PROBLEM TO SOLVE – Transcribe the entries from the very first line through the line containing "tab-triggers[interactable]: Triggers (288, 61, 354, 83)", including both of those lines and reproducing each one without any change.

DATASET RECORDS –
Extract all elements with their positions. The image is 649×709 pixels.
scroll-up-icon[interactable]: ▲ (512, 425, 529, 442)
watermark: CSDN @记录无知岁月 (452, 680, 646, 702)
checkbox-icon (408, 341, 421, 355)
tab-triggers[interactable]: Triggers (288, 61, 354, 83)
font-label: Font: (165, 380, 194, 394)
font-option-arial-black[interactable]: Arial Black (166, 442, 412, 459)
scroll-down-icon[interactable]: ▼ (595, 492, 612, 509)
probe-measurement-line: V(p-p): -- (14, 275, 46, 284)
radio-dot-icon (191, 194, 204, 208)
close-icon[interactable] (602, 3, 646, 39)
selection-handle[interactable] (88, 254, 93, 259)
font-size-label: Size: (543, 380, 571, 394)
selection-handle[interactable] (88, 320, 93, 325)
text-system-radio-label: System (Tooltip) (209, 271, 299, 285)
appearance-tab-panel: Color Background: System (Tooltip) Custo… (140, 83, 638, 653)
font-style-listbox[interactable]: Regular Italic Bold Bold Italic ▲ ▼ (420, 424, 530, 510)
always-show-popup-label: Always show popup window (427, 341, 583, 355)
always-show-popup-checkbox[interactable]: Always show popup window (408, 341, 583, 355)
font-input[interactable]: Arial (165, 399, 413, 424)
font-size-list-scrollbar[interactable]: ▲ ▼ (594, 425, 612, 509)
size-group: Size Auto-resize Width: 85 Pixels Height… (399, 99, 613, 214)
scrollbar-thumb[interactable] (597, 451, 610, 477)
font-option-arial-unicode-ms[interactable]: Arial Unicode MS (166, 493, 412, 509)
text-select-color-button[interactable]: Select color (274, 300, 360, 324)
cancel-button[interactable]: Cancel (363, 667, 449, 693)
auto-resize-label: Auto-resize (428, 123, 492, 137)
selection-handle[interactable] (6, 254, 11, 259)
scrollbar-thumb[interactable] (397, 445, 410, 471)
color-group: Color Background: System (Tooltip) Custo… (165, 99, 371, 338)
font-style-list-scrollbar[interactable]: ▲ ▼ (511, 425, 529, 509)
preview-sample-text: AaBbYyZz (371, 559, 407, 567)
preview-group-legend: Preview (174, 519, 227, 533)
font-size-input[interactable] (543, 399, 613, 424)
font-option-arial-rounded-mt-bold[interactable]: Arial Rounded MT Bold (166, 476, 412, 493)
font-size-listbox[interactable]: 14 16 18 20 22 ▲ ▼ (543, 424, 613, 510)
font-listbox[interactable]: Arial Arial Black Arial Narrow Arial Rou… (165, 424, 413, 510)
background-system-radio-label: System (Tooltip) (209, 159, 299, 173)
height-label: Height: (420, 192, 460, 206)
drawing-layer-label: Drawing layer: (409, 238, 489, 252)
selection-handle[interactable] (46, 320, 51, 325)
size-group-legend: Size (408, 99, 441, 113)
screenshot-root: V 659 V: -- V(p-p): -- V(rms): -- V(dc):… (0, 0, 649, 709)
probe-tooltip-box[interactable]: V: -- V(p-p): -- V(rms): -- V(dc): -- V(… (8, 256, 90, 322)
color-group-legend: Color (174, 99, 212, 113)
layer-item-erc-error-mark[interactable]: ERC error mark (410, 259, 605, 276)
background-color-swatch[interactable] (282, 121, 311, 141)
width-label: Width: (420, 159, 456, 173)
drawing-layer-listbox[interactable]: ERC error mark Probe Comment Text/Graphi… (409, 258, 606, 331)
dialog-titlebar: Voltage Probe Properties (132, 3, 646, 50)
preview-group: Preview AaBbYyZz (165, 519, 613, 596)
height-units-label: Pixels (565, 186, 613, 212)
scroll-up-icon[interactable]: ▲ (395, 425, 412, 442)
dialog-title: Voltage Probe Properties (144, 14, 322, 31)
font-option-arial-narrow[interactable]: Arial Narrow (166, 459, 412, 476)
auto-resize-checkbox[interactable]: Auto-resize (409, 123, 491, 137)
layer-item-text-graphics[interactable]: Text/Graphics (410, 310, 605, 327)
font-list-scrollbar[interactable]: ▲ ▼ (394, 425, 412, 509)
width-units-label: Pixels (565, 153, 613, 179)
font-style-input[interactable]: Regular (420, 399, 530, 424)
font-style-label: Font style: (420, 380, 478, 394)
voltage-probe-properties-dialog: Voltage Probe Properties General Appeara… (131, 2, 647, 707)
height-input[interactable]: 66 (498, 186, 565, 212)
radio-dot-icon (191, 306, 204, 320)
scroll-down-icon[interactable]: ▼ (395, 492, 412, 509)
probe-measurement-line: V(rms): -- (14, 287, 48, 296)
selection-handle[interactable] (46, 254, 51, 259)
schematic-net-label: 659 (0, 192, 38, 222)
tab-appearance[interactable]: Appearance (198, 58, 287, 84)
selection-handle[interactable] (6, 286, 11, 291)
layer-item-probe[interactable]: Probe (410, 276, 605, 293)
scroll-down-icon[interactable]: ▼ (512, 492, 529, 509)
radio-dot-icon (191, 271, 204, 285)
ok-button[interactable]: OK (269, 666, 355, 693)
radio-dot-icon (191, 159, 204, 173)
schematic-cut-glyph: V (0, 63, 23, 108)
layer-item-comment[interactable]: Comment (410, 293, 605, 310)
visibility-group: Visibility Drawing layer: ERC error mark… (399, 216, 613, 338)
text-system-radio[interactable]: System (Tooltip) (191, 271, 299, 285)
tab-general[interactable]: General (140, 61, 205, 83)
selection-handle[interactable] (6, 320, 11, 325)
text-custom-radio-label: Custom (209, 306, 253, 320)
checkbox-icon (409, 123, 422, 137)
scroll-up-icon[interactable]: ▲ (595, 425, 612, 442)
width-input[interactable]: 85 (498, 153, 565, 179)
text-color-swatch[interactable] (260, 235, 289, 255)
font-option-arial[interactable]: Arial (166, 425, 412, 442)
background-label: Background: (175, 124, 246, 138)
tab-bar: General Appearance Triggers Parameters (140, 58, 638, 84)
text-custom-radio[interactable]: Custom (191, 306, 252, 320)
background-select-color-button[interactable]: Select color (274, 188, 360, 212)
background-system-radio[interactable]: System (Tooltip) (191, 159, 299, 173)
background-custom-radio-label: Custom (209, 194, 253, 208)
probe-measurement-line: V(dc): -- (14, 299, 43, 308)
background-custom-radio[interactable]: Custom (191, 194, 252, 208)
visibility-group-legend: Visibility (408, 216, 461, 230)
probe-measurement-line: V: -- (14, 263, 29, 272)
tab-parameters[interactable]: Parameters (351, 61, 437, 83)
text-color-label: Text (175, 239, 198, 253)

RESULT OF THE TASK –
Extract all elements with their positions. The image is 649×709 pixels.
scroll-up-icon[interactable]: ▲ (512, 425, 529, 442)
watermark: CSDN @记录无知岁月 (452, 680, 646, 702)
checkbox-icon (408, 341, 421, 355)
tab-triggers[interactable]: Triggers (288, 61, 354, 83)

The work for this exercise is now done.